TEXT EXTRACT:
— BEGIN —

Thursday, March 1, 2012

Bringing Mecca to the British Museum


Bringing Mecca to the British Museum

Malise Ruthven

A detail from the Catalan Atlas, attributed to the Majorcan Jewish cartographer Abraham Cresques, 1375
Over the next two months the great domed interior of what used to be the British Museum’s reading room, where Marx researched Das Kapital and Bram Stoker (creator of Dracula) was a reader, is host to Hajj, a remarkable exhibition that celebrates the most sacred event in the Islamic calendar, the pilgrimage to Mecca. The exhibition seems more than a cultural event—a milestone, perhaps, in the public recognition and acceptance of Islam at the heart of British life. Conceived by British Museum director Neil MacGregor and the museum’s Islamic art curator Venetia Porter with assistance from the Saudi Arabian government, it is an unusual collaboration between a museum dedicated to secular learning and the current rulers of Islam’s holiest sites, who have lent many important works.
Presiding over its opening in late January were Prince Abdulaziz bin Abdullah, deputy Saudi foreign minister and son of the Saudi King, and Prince Charles—the heir to the British throne. There was a pleasing irony in the ceremony’s being held (with soft drinks only) in the gallery devoted to the eighteenth century Enlightenment with the princes reading their speeches in front of a Roman statue of the goddess Minerva. Prince Charles, who will presumably be the next Supreme Governor of the Church of England, spoke of the show’s “timeless truth that all life is rooted in the unity of our Creator.” Prince Abdulaziz—by Saudi standards an enlightened figure who sponsors translations of scientific texts into and out of Arabic—referred to his country’s “tangible efforts to spread peace all over the world,” a comment that raised few eyebrows from the assembled ranks of the British establishment, despite recent Saudi efforts to help the ruling Sunni dynasty in Bahrain suppress demonstrations by mainly Shiite protestors.

— END —

TASKS TO CARRY OUT:
1. Restate as a brief list the main facts of the paragraph in the article on the Hajj exhibition that begins "Presiding over its opening".
2. State whether each statement agrees with the article on the Hajj exhibition, answering yes or no and quoting the deciding words: (a) The exhibition is held in the former reading room of the British Museum. (b) The exhibition was conceived without involvement from the Saudi Arabian government. (c) Alcohol was served at the opening ceremony.

[Some records]
— BEGIN —

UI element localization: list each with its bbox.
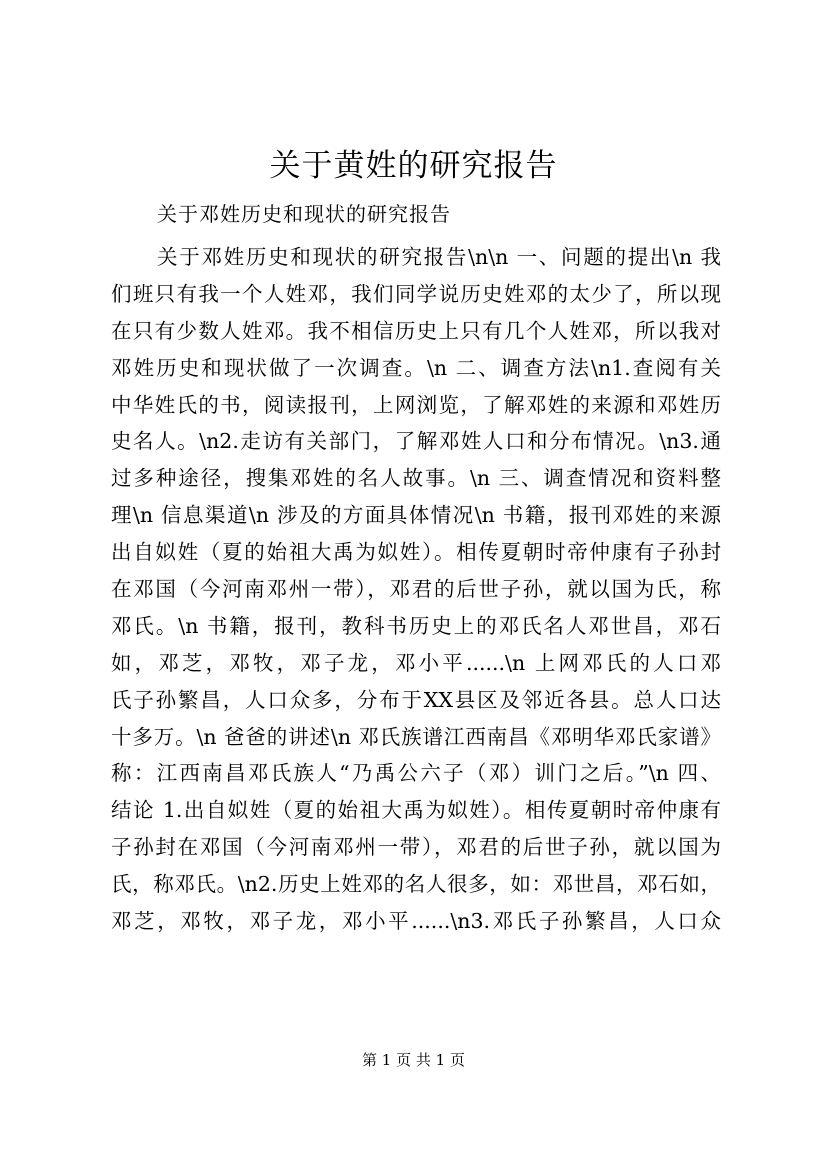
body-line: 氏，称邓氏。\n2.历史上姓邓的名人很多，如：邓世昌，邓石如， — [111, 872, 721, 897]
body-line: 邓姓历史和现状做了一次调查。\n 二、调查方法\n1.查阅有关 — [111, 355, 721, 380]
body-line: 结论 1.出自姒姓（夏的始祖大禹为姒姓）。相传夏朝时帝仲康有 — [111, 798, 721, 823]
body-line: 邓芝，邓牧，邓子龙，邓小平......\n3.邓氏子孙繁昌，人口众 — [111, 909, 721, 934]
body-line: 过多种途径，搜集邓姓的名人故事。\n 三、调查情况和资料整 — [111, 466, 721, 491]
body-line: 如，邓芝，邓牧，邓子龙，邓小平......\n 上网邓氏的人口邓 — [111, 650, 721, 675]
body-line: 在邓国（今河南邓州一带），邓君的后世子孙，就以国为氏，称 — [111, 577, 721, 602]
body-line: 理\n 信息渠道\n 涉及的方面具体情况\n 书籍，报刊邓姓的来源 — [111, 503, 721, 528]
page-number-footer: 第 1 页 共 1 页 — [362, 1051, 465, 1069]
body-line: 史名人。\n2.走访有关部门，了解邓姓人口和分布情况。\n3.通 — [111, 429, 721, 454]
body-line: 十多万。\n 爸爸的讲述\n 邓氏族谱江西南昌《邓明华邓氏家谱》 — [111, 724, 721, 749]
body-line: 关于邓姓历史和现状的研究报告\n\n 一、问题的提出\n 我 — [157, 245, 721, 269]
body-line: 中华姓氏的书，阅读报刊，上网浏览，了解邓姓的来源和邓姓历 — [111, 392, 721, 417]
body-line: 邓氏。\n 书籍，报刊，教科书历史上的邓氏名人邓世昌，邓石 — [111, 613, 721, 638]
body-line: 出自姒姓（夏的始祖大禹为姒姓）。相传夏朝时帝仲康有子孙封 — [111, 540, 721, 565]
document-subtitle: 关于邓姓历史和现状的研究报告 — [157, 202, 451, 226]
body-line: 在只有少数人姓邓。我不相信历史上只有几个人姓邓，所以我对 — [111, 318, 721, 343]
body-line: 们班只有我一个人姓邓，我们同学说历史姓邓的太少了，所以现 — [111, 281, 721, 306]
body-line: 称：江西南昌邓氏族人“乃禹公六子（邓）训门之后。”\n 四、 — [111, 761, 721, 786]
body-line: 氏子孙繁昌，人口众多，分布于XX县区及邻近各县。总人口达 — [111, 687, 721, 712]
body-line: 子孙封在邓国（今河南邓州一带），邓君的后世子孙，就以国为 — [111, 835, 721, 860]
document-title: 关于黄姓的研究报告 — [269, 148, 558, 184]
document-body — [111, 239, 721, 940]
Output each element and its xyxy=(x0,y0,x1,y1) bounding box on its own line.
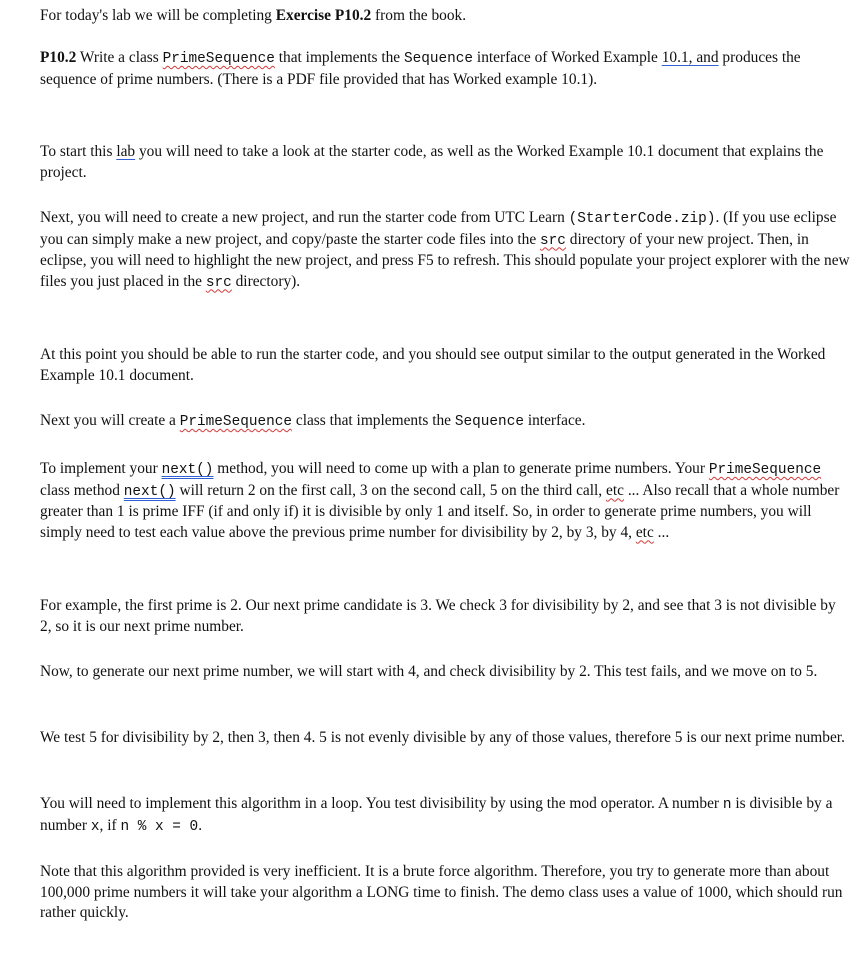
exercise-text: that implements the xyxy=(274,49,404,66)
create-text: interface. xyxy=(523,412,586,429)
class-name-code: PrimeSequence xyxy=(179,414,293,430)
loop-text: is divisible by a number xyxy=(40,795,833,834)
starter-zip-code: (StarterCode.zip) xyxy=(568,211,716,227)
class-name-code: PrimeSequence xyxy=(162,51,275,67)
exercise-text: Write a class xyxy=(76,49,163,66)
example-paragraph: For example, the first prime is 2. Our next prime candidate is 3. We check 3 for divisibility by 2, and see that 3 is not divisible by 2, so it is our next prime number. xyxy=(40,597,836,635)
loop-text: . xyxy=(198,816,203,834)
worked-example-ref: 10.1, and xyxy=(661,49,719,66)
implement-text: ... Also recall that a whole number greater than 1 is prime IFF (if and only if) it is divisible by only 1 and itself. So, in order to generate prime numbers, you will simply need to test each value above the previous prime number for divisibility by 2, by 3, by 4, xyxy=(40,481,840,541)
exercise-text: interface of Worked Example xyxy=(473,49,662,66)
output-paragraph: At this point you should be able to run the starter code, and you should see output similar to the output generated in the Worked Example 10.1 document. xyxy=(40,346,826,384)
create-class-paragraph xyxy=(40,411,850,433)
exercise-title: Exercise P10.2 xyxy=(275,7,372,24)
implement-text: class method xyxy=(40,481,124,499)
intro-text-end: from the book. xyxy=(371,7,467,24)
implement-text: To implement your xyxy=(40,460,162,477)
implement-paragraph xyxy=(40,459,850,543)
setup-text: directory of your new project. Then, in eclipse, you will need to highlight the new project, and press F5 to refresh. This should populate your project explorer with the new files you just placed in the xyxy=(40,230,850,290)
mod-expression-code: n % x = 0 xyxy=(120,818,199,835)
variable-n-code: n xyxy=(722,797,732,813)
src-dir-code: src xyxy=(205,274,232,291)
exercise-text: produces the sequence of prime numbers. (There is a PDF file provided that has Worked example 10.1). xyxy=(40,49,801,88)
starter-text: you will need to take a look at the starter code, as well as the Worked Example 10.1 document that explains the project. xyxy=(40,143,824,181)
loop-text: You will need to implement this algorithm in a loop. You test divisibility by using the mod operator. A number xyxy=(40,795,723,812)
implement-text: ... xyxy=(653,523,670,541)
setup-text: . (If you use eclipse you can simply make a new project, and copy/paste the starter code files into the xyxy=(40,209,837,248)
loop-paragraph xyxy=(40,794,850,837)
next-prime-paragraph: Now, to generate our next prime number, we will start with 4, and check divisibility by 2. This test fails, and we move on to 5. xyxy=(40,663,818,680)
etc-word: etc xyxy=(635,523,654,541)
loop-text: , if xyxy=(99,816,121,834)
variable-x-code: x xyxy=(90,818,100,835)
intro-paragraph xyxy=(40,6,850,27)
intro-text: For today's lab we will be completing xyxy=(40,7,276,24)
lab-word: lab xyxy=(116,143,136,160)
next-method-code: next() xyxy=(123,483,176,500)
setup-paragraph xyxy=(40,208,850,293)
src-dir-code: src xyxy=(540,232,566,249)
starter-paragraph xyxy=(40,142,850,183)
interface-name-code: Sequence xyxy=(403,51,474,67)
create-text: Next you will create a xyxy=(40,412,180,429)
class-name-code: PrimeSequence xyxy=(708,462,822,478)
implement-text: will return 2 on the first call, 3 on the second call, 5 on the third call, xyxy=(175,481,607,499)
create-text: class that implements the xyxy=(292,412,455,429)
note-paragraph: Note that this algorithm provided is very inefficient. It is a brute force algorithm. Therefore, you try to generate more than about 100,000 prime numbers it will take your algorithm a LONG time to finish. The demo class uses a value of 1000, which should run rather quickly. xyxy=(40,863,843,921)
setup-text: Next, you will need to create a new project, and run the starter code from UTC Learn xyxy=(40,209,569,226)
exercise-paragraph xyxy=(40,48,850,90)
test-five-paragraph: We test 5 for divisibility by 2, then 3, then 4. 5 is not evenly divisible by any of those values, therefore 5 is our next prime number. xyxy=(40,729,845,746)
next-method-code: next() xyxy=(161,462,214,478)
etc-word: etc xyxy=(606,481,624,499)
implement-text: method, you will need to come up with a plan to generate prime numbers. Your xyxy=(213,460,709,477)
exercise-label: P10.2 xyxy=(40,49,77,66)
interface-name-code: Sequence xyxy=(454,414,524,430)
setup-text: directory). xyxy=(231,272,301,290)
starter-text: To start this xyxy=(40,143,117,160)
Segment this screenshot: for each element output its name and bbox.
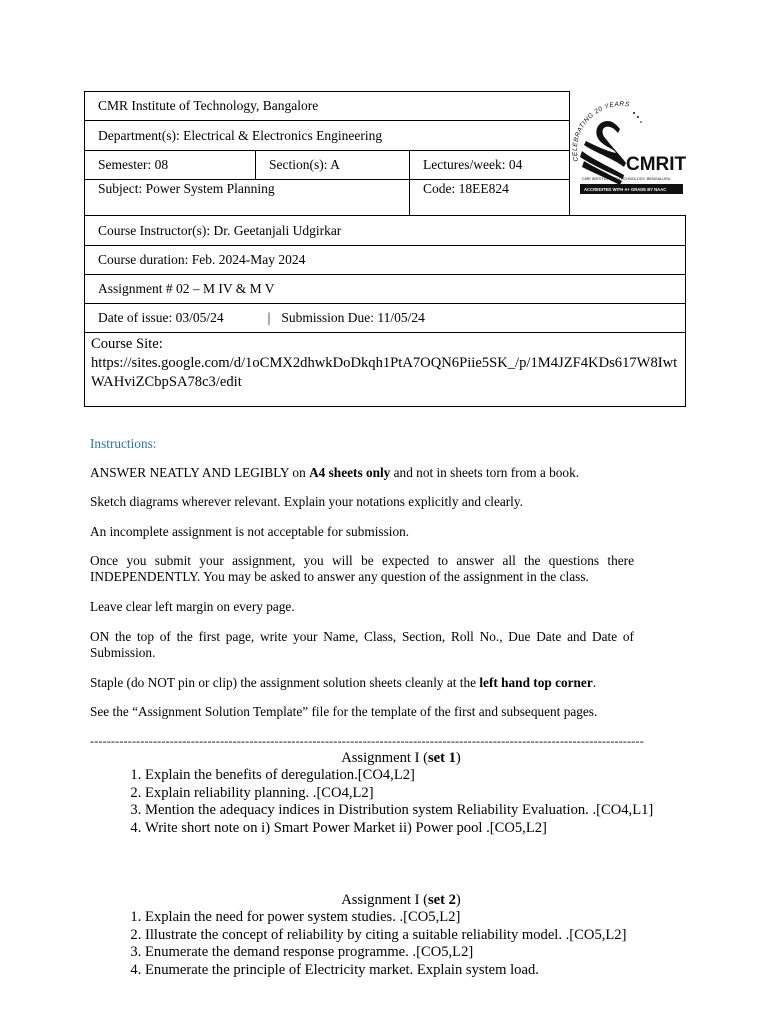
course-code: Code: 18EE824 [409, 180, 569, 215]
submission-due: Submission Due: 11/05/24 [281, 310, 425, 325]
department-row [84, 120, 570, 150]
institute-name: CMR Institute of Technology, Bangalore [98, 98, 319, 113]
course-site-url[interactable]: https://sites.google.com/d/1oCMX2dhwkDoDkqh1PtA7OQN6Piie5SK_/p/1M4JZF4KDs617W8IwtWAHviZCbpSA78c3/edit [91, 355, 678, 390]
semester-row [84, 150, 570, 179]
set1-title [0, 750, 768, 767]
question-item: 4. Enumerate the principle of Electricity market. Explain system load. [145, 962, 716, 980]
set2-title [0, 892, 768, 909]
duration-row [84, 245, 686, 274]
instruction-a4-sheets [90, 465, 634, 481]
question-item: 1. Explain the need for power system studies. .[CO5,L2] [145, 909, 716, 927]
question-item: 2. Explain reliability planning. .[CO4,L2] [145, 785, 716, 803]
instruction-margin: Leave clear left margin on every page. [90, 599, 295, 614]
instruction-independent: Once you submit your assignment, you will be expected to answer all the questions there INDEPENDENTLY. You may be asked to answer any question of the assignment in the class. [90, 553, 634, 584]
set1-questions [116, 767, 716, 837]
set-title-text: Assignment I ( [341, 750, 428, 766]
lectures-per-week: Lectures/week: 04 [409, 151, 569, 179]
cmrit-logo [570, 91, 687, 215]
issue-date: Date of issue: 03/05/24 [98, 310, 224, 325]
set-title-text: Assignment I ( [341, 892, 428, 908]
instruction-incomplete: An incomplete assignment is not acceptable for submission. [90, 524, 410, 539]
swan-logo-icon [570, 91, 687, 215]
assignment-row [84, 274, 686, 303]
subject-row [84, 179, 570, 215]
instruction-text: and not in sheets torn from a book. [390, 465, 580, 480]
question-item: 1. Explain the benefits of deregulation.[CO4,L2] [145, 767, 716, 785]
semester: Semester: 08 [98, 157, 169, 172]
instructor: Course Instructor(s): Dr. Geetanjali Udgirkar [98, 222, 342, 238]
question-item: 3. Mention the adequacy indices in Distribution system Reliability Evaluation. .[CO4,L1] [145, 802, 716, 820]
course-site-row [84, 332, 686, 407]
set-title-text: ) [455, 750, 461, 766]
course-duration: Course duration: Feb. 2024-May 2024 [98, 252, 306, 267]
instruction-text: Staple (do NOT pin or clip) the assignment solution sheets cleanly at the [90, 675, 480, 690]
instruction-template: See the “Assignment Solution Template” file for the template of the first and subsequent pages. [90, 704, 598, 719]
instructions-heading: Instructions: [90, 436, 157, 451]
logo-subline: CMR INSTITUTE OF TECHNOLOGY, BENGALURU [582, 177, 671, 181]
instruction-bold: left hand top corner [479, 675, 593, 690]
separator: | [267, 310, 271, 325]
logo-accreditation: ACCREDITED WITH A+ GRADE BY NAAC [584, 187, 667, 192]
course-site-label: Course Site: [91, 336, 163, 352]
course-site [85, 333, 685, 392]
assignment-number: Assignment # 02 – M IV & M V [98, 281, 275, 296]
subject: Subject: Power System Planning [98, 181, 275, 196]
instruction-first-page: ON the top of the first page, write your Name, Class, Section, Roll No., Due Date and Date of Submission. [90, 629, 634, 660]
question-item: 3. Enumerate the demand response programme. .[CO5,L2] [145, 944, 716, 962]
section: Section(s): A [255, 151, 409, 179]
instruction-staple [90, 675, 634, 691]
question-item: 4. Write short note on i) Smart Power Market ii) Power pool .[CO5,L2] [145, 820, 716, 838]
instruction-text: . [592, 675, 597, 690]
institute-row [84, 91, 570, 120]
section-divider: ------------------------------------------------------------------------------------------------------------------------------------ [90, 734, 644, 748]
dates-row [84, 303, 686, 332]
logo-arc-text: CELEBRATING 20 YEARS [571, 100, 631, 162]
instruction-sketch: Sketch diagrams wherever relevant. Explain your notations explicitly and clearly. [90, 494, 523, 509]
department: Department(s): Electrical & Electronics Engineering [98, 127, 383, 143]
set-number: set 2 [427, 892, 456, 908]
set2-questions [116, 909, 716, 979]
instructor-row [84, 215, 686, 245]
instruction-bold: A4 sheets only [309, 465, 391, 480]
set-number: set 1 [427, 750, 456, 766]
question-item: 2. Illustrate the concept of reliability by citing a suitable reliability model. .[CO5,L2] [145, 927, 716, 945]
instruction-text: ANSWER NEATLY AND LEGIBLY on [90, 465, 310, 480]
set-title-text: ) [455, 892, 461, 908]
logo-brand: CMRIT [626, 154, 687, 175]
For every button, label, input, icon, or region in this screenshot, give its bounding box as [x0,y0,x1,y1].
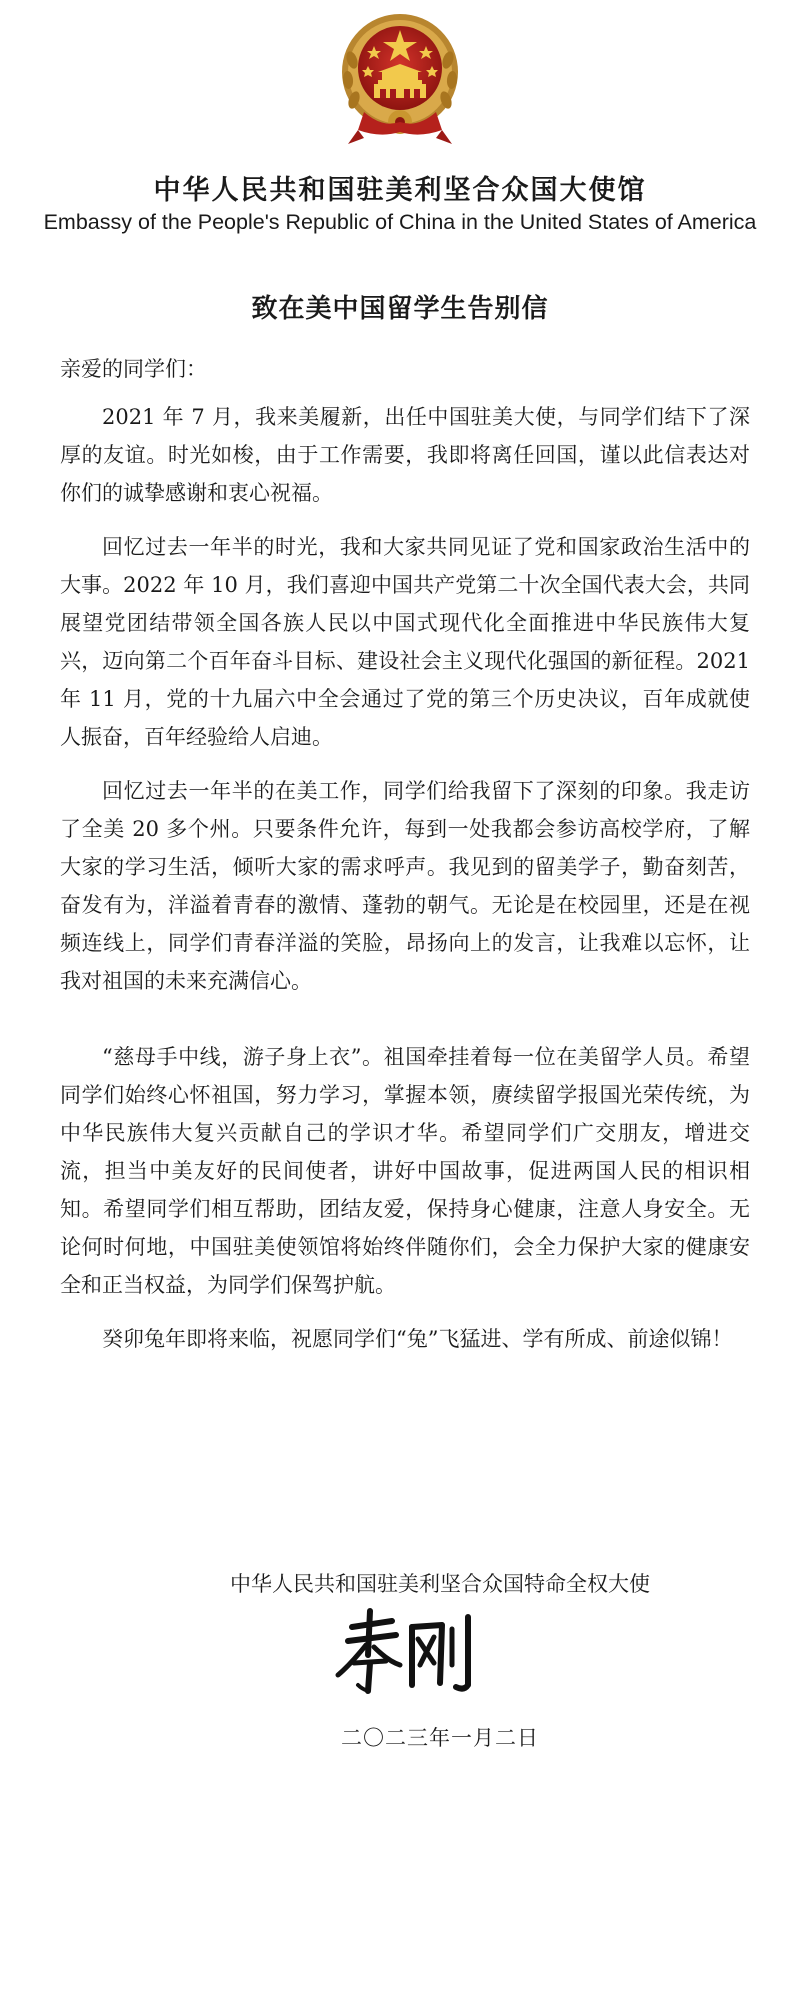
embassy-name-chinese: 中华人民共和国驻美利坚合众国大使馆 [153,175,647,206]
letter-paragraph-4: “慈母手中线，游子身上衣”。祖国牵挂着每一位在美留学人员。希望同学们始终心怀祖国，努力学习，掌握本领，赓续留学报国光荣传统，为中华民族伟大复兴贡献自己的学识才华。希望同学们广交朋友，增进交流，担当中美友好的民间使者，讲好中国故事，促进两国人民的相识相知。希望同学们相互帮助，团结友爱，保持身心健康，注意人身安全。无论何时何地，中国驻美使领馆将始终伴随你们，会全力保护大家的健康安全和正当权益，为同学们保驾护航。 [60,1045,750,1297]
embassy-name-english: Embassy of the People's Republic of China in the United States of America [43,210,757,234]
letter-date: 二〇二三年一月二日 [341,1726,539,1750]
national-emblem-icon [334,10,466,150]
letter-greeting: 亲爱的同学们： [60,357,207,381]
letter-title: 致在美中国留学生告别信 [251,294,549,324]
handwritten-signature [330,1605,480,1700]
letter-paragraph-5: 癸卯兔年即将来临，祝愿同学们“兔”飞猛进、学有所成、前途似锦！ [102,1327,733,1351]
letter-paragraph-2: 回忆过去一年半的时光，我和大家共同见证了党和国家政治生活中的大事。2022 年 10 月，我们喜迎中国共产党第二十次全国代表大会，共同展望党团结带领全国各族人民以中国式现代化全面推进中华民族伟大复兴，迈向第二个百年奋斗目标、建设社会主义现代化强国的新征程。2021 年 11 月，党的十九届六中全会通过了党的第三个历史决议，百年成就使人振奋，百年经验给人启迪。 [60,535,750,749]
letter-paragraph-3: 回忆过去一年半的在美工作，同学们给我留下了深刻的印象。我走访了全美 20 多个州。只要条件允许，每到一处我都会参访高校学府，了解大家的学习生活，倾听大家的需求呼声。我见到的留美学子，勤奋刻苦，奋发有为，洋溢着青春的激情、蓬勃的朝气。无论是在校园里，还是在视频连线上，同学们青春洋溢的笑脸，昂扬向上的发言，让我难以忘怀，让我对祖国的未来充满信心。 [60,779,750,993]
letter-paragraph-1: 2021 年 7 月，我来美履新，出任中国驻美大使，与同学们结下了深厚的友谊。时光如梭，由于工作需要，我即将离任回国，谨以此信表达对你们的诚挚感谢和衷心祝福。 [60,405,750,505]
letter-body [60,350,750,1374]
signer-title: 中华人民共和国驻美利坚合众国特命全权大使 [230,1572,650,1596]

— END —

OUTPUTS FOR THE TASKS:
1.
- Prince Abdulaziz bin Abdullah, deputy Saudi foreign minister and son of the Saudi King, and Prince Charles, heir to the British throne, presided over the opening in late January.
- The ceremony, with soft drinks only, took place in the gallery devoted to the eighteenth-century Enlightenment. The princes read their speeches in front of a Roman statue of the goddess Minerva.
- Prince Charles spoke of the show's "timeless truth that all life is rooted in the unity of our Creator."
- Prince Abdulaziz referred to his country's "tangible efforts to spread peace all over the world." The remark raised few eyebrows among the British establishment, despite recent Saudi efforts to help Bahrain's ruling Sunni dynasty suppress demonstrations by mainly Shiite protestors.

2.
(a) Yes: "the great domed interior of what used to be the British Museum’s reading room"
(b) No: "with assistance from the Saudi Arabian government"
(c) No: "with soft drinks only"